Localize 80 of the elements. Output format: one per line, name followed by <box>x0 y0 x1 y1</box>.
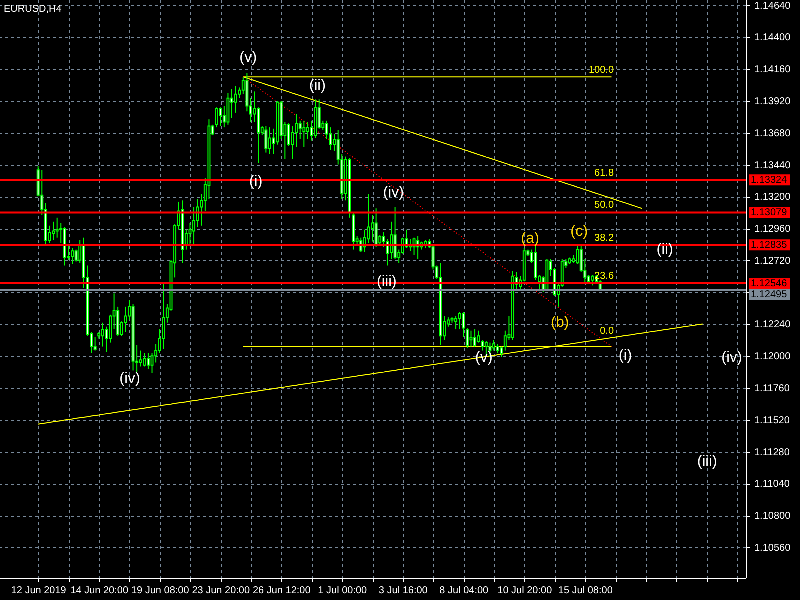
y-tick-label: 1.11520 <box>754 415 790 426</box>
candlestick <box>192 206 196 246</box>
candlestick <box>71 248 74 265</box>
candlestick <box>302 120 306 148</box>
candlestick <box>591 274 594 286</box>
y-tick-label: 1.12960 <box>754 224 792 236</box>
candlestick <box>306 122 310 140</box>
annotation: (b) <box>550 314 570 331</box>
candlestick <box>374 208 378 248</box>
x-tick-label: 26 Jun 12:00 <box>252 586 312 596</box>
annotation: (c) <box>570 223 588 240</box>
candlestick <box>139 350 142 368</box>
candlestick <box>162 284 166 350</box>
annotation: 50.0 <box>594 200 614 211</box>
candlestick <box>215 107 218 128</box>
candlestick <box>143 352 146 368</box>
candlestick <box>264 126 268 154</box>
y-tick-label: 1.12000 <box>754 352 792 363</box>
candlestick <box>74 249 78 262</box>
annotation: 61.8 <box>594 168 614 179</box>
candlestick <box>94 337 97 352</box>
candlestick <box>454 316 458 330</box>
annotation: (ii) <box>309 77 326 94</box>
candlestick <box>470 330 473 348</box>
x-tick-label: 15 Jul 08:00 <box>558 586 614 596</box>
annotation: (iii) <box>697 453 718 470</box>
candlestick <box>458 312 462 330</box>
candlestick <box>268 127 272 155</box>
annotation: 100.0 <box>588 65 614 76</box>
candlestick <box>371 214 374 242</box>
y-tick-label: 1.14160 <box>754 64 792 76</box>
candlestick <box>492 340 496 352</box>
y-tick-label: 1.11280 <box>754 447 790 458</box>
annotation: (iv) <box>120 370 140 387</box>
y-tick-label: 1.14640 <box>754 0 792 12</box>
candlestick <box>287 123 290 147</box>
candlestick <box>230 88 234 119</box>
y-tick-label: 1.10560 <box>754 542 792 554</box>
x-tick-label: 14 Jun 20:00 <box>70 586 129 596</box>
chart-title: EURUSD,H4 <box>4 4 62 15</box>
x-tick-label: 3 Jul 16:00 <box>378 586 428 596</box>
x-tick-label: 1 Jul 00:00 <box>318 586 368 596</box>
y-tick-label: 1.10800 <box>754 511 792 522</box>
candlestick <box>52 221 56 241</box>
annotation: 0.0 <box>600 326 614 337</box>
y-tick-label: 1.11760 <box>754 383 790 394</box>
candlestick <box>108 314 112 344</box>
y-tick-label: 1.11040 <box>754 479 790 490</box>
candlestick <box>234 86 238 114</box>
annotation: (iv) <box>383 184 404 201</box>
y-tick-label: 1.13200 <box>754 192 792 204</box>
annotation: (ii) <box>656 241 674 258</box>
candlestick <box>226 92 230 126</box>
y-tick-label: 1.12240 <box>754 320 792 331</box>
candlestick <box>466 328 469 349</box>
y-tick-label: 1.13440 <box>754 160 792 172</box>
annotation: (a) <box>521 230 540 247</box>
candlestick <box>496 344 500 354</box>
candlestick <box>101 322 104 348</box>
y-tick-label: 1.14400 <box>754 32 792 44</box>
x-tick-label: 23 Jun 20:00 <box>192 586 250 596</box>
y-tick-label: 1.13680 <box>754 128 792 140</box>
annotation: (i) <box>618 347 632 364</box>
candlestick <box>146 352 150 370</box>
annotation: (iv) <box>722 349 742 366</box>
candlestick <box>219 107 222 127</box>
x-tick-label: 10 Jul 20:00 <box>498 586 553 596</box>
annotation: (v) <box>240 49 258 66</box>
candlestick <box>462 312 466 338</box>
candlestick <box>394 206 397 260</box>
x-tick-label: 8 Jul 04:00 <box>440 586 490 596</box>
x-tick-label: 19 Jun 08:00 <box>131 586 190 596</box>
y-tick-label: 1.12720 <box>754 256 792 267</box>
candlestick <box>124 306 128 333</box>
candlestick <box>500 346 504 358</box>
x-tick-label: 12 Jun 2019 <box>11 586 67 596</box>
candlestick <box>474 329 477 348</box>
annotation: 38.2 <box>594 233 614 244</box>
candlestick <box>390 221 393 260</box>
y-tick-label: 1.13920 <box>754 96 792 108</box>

======

What is needed →
Rewrite the listing above with "Localize" swapped for "Locate" and every other part left as it is. Omit the picture from your answer.

Solution →
Locate 80 of the elements. Output format: one per line, name followed by <box>x0 y0 x1 y1</box>.
y-tick-label: 1.11520 <box>754 415 790 426</box>
candlestick <box>192 206 196 246</box>
candlestick <box>71 248 74 265</box>
candlestick <box>302 120 306 148</box>
candlestick <box>591 274 594 286</box>
y-tick-label: 1.12960 <box>754 224 792 236</box>
candlestick <box>306 122 310 140</box>
annotation: (b) <box>550 314 570 331</box>
candlestick <box>374 208 378 248</box>
x-tick-label: 26 Jun 12:00 <box>252 586 312 596</box>
annotation: (c) <box>570 223 588 240</box>
candlestick <box>139 350 142 368</box>
candlestick <box>162 284 166 350</box>
annotation: 50.0 <box>594 200 614 211</box>
candlestick <box>215 107 218 128</box>
candlestick <box>143 352 146 368</box>
candlestick <box>264 126 268 154</box>
y-tick-label: 1.12000 <box>754 352 792 363</box>
candlestick <box>74 249 78 262</box>
annotation: 61.8 <box>594 168 614 179</box>
candlestick <box>94 337 97 352</box>
candlestick <box>454 316 458 330</box>
annotation: (ii) <box>309 77 326 94</box>
candlestick <box>470 330 473 348</box>
x-tick-label: 15 Jul 08:00 <box>558 586 614 596</box>
annotation: (iii) <box>697 453 718 470</box>
candlestick <box>458 312 462 330</box>
candlestick <box>268 127 272 155</box>
annotation: 100.0 <box>588 65 614 76</box>
candlestick <box>371 214 374 242</box>
y-tick-label: 1.14160 <box>754 64 792 76</box>
candlestick <box>492 340 496 352</box>
y-tick-label: 1.11280 <box>754 447 790 458</box>
annotation: (iv) <box>120 370 140 387</box>
y-tick-label: 1.14640 <box>754 0 792 12</box>
candlestick <box>287 123 290 147</box>
candlestick <box>230 88 234 119</box>
y-tick-label: 1.10560 <box>754 542 792 554</box>
x-tick-label: 14 Jun 20:00 <box>70 586 129 596</box>
chart-title: EURUSD,H4 <box>4 4 62 15</box>
x-tick-label: 3 Jul 16:00 <box>378 586 428 596</box>
x-tick-label: 1 Jul 00:00 <box>318 586 368 596</box>
y-tick-label: 1.10800 <box>754 511 792 522</box>
candlestick <box>52 221 56 241</box>
annotation: 0.0 <box>600 326 614 337</box>
y-tick-label: 1.11760 <box>754 383 790 394</box>
candlestick <box>108 314 112 344</box>
y-tick-label: 1.11040 <box>754 479 790 490</box>
candlestick <box>234 86 238 114</box>
annotation: (iv) <box>383 184 404 201</box>
y-tick-label: 1.13200 <box>754 192 792 204</box>
annotation: (ii) <box>656 241 674 258</box>
candlestick <box>226 92 230 126</box>
y-tick-label: 1.12240 <box>754 320 792 331</box>
candlestick <box>466 328 469 349</box>
y-tick-label: 1.13440 <box>754 160 792 172</box>
annotation: (a) <box>521 230 540 247</box>
candlestick <box>496 344 500 354</box>
candlestick <box>101 322 104 348</box>
y-tick-label: 1.14400 <box>754 32 792 44</box>
x-tick-label: 23 Jun 20:00 <box>192 586 250 596</box>
y-tick-label: 1.13680 <box>754 128 792 140</box>
annotation: (i) <box>618 347 632 364</box>
candlestick <box>146 352 150 370</box>
annotation: (iv) <box>722 349 742 366</box>
candlestick <box>219 107 222 127</box>
x-tick-label: 10 Jul 20:00 <box>498 586 553 596</box>
annotation: (v) <box>240 49 258 66</box>
candlestick <box>462 312 466 338</box>
candlestick <box>394 206 397 260</box>
x-tick-label: 8 Jul 04:00 <box>440 586 490 596</box>
x-tick-label: 19 Jun 08:00 <box>131 586 190 596</box>
y-tick-label: 1.12720 <box>754 256 792 267</box>
candlestick <box>124 306 128 333</box>
candlestick <box>500 346 504 358</box>
x-tick-label: 12 Jun 2019 <box>11 586 67 596</box>
candlestick <box>474 329 477 348</box>
annotation: 38.2 <box>594 233 614 244</box>
candlestick <box>390 221 393 260</box>
y-tick-label: 1.13920 <box>754 96 792 108</box>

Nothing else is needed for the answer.